Rows from a dataset
####

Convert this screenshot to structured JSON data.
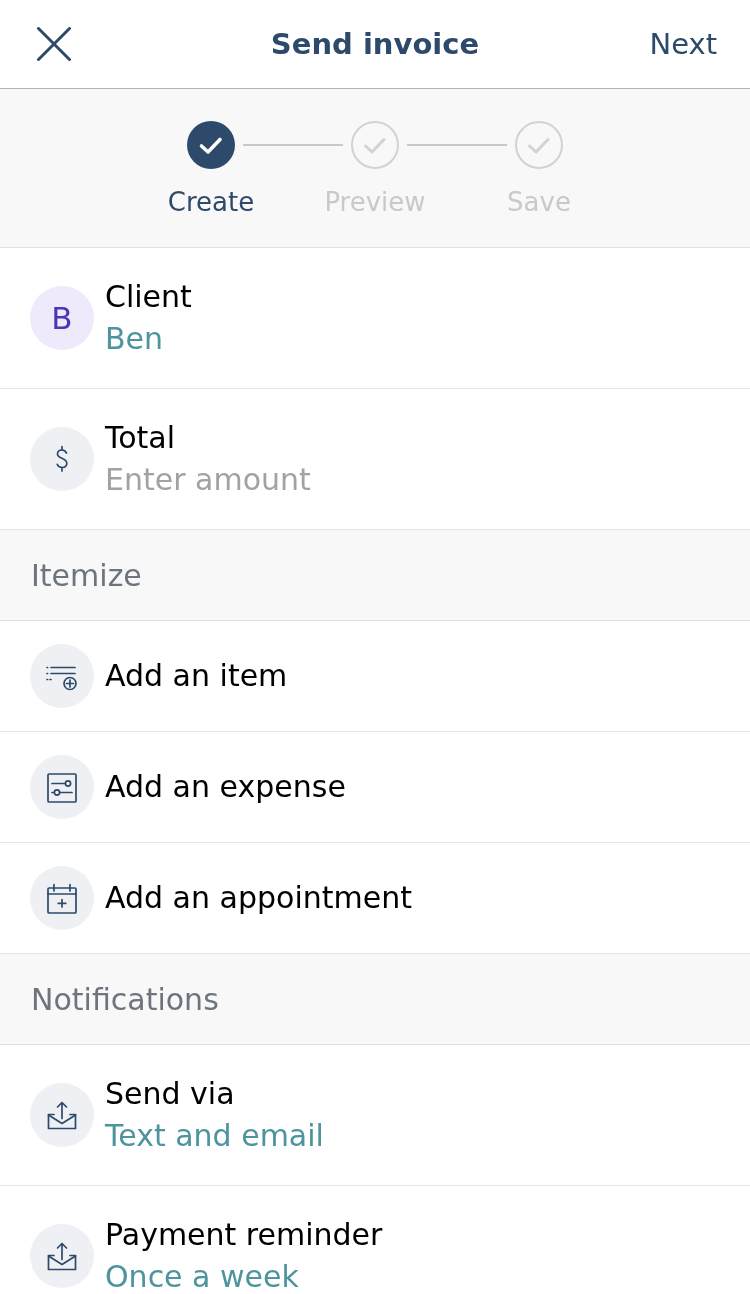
{
  "header": {
    "title": "Send invoice",
    "next": "Next"
  },
  "stepper": {
    "steps": [
      {
        "label": "Create",
        "current": true
      },
      {
        "label": "Preview",
        "current": false
      },
      {
        "label": "Save",
        "current": false
      }
    ]
  },
  "sections": [
    {
      "rows": [
        {
          "kind": "contact",
          "initial": "B",
          "label": "Client",
          "value": "Ben"
        },
        {
          "kind": "amount",
          "label": "Total",
          "placeholder": "Enter amount"
        }
      ]
    },
    {
      "title": "Itemize",
      "rows": [
        {
          "kind": "item",
          "label": "Add an item"
        },
        {
          "kind": "expense",
          "label": "Add an expense"
        },
        {
          "kind": "appointment",
          "label": "Add an appointment"
        }
      ]
    },
    {
      "title": "Notifications",
      "rows": [
        {
          "kind": "delivery",
          "label": "Send via",
          "value": "Text and email"
        },
        {
          "kind": "reminder",
          "label": "Payment reminder",
          "value": "Once a week"
        }
      ]
    }
  ]
}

####

- [DO THIS]
Set down the complete material exactly, but do not include the images.

- [THE RESULT]
Convert this screenshot to structured JSON data.
{
  "header": {
    "title": "Send invoice",
    "next": "Next"
  },
  "stepper": {
    "steps": [
      {
        "label": "Create",
        "current": true
      },
      {
        "label": "Preview",
        "current": false
      },
      {
        "label": "Save",
        "current": false
      }
    ]
  },
  "sections": [
    {
      "rows": [
        {
          "kind": "contact",
          "initial": "B",
          "label": "Client",
          "value": "Ben"
        },
        {
          "kind": "amount",
          "label": "Total",
          "placeholder": "Enter amount"
        }
      ]
    },
    {
      "title": "Itemize",
      "rows": [
        {
          "kind": "item",
          "label": "Add an item"
        },
        {
          "kind": "expense",
          "label": "Add an expense"
        },
        {
          "kind": "appointment",
          "label": "Add an appointment"
        }
      ]
    },
    {
      "title": "Notifications",
      "rows": [
        {
          "kind": "delivery",
          "label": "Send via",
          "value": "Text and email"
        },
        {
          "kind": "reminder",
          "label": "Payment reminder",
          "value": "Once a week"
        }
      ]
    }
  ]
}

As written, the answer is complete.